• _GOAL_
In the copy, include every entry exactly but none of the images.

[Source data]
━━━━━━
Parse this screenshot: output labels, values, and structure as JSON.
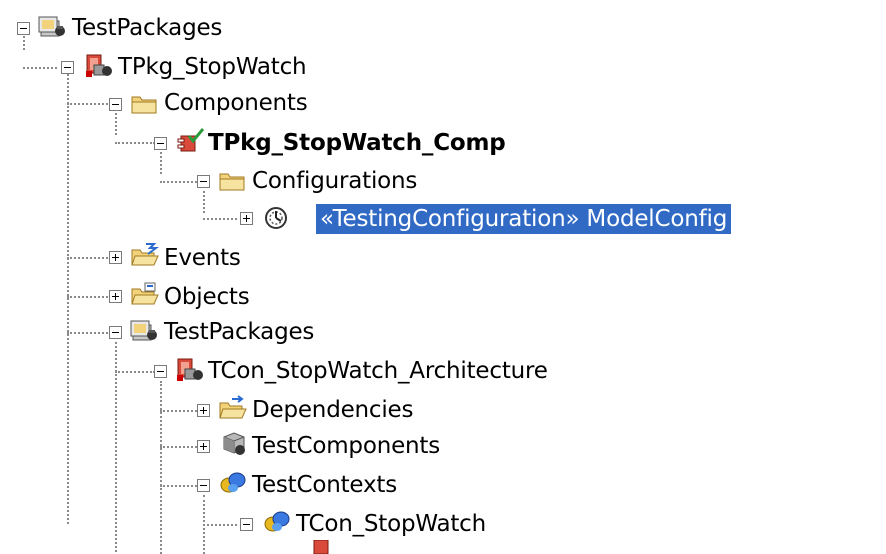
{
  "tree": {
    "nodes": [
      {
        "label": "TestPackages",
        "icon": "test-packages-icon",
        "expander": "collapse"
      },
      {
        "label": "TPkg_StopWatch",
        "icon": "test-package-icon",
        "expander": "collapse"
      },
      {
        "label": "Components",
        "icon": "folder-icon",
        "expander": "collapse"
      },
      {
        "label": "TPkg_StopWatch_Comp",
        "icon": "component-check-icon",
        "expander": "collapse"
      },
      {
        "label": "Configurations",
        "icon": "folder-icon",
        "expander": "collapse"
      },
      {
        "label": "«TestingConfiguration» ModelConfig",
        "icon": "configuration-icon",
        "expander": "expand",
        "selected": true
      },
      {
        "label": "Events",
        "icon": "events-folder-icon",
        "expander": "expand"
      },
      {
        "label": "Objects",
        "icon": "objects-folder-icon",
        "expander": "expand"
      },
      {
        "label": "TestPackages",
        "icon": "test-packages-icon",
        "expander": "collapse"
      },
      {
        "label": "TCon_StopWatch_Architecture",
        "icon": "test-package-icon",
        "expander": "collapse"
      },
      {
        "label": "Dependencies",
        "icon": "dependencies-folder-icon",
        "expander": "expand"
      },
      {
        "label": "TestComponents",
        "icon": "test-components-icon",
        "expander": "expand"
      },
      {
        "label": "TestContexts",
        "icon": "test-contexts-icon",
        "expander": "collapse"
      },
      {
        "label": "TCon_StopWatch",
        "icon": "test-context-icon",
        "expander": "collapse"
      }
    ]
  },
  "colors": {
    "selection": "#316ac5",
    "folder": "#f2d27a",
    "tree_line": "#8a8a8a"
  }
}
━━━━━━
• _RESULT_
Parse this screenshot: output labels, values, and structure as JSON.
{
  "tree": {
    "nodes": [
      {
        "label": "TestPackages",
        "icon": "test-packages-icon",
        "expander": "collapse"
      },
      {
        "label": "TPkg_StopWatch",
        "icon": "test-package-icon",
        "expander": "collapse"
      },
      {
        "label": "Components",
        "icon": "folder-icon",
        "expander": "collapse"
      },
      {
        "label": "TPkg_StopWatch_Comp",
        "icon": "component-check-icon",
        "expander": "collapse"
      },
      {
        "label": "Configurations",
        "icon": "folder-icon",
        "expander": "collapse"
      },
      {
        "label": "«TestingConfiguration» ModelConfig",
        "icon": "configuration-icon",
        "expander": "expand",
        "selected": true
      },
      {
        "label": "Events",
        "icon": "events-folder-icon",
        "expander": "expand"
      },
      {
        "label": "Objects",
        "icon": "objects-folder-icon",
        "expander": "expand"
      },
      {
        "label": "TestPackages",
        "icon": "test-packages-icon",
        "expander": "collapse"
      },
      {
        "label": "TCon_StopWatch_Architecture",
        "icon": "test-package-icon",
        "expander": "collapse"
      },
      {
        "label": "Dependencies",
        "icon": "dependencies-folder-icon",
        "expander": "expand"
      },
      {
        "label": "TestComponents",
        "icon": "test-components-icon",
        "expander": "expand"
      },
      {
        "label": "TestContexts",
        "icon": "test-contexts-icon",
        "expander": "collapse"
      },
      {
        "label": "TCon_StopWatch",
        "icon": "test-context-icon",
        "expander": "collapse"
      }
    ]
  },
  "colors": {
    "selection": "#316ac5",
    "folder": "#f2d27a",
    "tree_line": "#8a8a8a"
  }
}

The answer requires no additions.